抜き出した文章 ▸
——

大阪・釜ヶ崎
 6・23藤井利明さん「お別れ会」
   遺志継ぐ思い全国から
 
 藤井利明さんの「お別れ会」は、釜ヶ崎日雇労働組合・釜ヶ崎反失業連絡会の合同葬として、大阪・釜ヶ崎の「ふるさとの家」で、六月二十三日午後七時より行なわれた。雨の中、午後四時頃より、「特別清掃事業」の仕事を終えた労働者が、次々と焼香に駆けつけた。藤井さんが反失業闘争で闘い取り、事業を立ち上げ、自ら指導員を務めてきた「特掃」の労働者だ。
 ふるさとの家に入りきれず、中之島の野営闘争陣地からの労働者が表で並ぶなど、約二〇〇名の参列者の中、お別れ会が開始された。
 「釜ヶ崎講座」の渡邉充春さんが司会をつとめ、まず全員で黙祷を行った。

——

データ項目 ▸

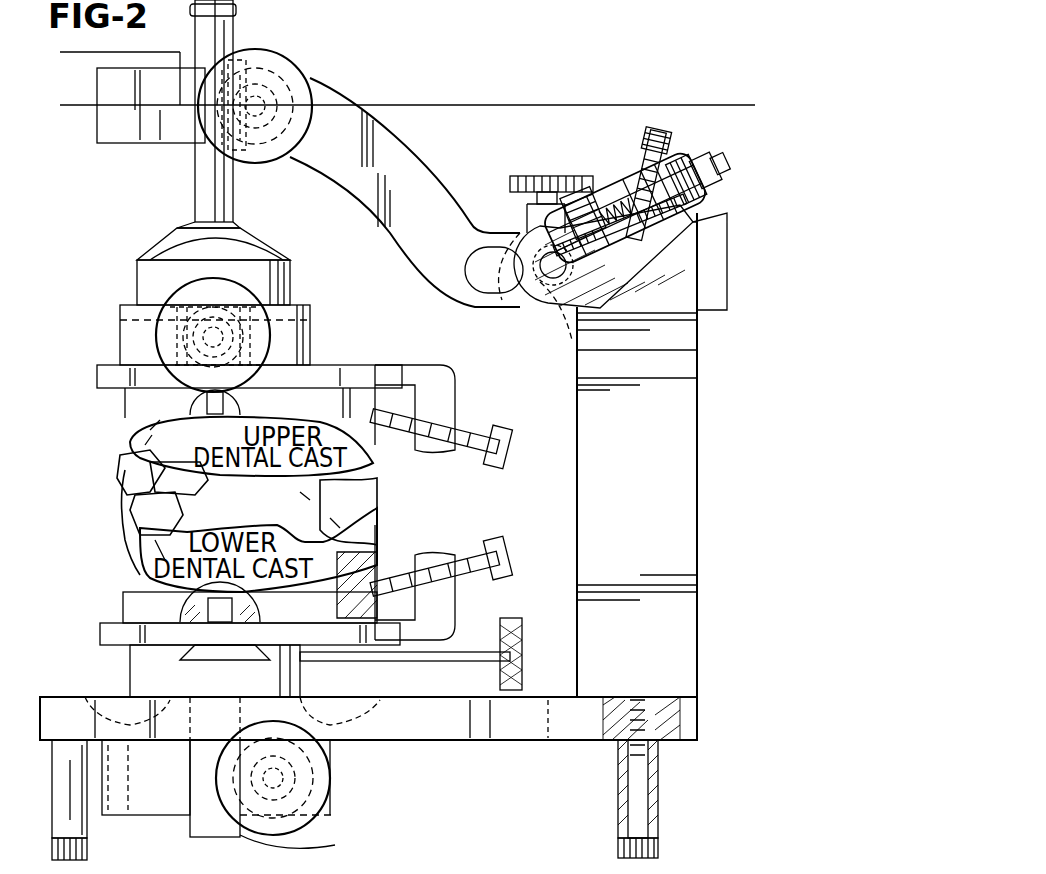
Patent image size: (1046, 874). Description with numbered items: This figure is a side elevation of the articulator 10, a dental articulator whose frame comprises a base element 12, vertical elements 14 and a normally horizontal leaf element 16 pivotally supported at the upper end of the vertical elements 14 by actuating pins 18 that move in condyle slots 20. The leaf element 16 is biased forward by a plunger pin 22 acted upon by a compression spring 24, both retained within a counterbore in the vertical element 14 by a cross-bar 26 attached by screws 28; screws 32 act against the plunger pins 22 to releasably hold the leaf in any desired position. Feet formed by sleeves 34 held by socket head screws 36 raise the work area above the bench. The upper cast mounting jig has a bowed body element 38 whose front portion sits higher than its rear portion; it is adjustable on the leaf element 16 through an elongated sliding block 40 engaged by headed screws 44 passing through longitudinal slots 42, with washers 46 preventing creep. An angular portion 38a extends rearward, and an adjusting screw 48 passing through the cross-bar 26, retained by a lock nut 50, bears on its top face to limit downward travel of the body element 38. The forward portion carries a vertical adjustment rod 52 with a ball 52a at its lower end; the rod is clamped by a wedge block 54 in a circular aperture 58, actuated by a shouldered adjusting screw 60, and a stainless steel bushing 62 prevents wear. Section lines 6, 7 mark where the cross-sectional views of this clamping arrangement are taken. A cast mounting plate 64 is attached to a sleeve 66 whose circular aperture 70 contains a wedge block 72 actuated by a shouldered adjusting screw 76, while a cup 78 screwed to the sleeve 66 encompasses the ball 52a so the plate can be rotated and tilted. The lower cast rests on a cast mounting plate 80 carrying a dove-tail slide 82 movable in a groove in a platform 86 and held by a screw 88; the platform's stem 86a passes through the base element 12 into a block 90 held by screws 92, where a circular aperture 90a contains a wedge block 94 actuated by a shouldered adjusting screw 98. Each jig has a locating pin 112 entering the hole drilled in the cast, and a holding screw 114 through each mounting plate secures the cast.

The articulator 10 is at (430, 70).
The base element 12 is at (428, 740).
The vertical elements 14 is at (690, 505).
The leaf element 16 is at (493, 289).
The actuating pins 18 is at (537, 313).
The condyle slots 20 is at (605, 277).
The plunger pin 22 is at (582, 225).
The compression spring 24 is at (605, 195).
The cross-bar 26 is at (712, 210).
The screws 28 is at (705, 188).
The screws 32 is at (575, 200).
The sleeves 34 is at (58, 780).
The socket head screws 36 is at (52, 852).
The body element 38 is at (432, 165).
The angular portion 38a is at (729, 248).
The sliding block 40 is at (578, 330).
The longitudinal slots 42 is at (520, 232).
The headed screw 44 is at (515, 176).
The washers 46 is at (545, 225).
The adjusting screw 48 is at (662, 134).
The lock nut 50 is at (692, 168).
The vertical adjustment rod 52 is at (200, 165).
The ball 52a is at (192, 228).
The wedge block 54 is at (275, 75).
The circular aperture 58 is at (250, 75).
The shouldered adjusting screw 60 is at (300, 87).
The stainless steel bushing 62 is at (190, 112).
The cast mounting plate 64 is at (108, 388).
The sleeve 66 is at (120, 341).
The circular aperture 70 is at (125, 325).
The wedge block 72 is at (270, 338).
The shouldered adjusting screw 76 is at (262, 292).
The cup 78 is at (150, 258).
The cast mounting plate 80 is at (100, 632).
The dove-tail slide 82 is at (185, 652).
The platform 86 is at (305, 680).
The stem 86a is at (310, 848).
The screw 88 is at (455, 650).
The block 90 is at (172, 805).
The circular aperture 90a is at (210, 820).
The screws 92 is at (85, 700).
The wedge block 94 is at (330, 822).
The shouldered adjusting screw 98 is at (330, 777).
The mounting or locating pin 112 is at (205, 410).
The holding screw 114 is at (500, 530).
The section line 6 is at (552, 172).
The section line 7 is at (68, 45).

——

問題文 ▸ 釜ヶ崎で開かれた藤井利明さんのお別れ会の記事の続きを、最後の文の後から書いてください。

この問題の答え ▸
 続いて、葬儀委員長を務める組合委員長・反失連共同代表の山田実さんが、藤井さんの生い立ち、釜での出会い、釜での闘いぶり、金町戦を闘い抜いた後の確信に充ちた顔ぶりのこと、釜ヶ崎の闘いの反失業闘争への転換を、そして勝ち取った成果の責任ある実施を、そして支援法制定への取り組みを共に闘って来たことをわかりやすく、紐解いてくれた。
 病気が分かってから、釜と外を結びつける役割を自らに課して病気と闘いながら奮闘した藤井さんの闘いを、そして体が動かなくなってそれが出来ず、「涙が出て仕方がない」と言う藤井さんに「しょうがないなあ」と言うしかなかったこと。彼を亡くし、彼の遺志を継いで闘うが、正直なところ彼の代わりは誰も出来ないだろうし、深い悲しみ、絶望さえ感ずると述べた。
 雨の中、立ち並ぶ中之島野営陣地の労働者の為、焼香を早めて開始した。焼香が続く中、九七年反失業闘争でセンター情宣活動中逮捕された時の、検察証拠のビデオが放映された。いかに権力が藤井さんの労働者への情宣活動・アジテーションを恐れていたのかが改めて感じられた。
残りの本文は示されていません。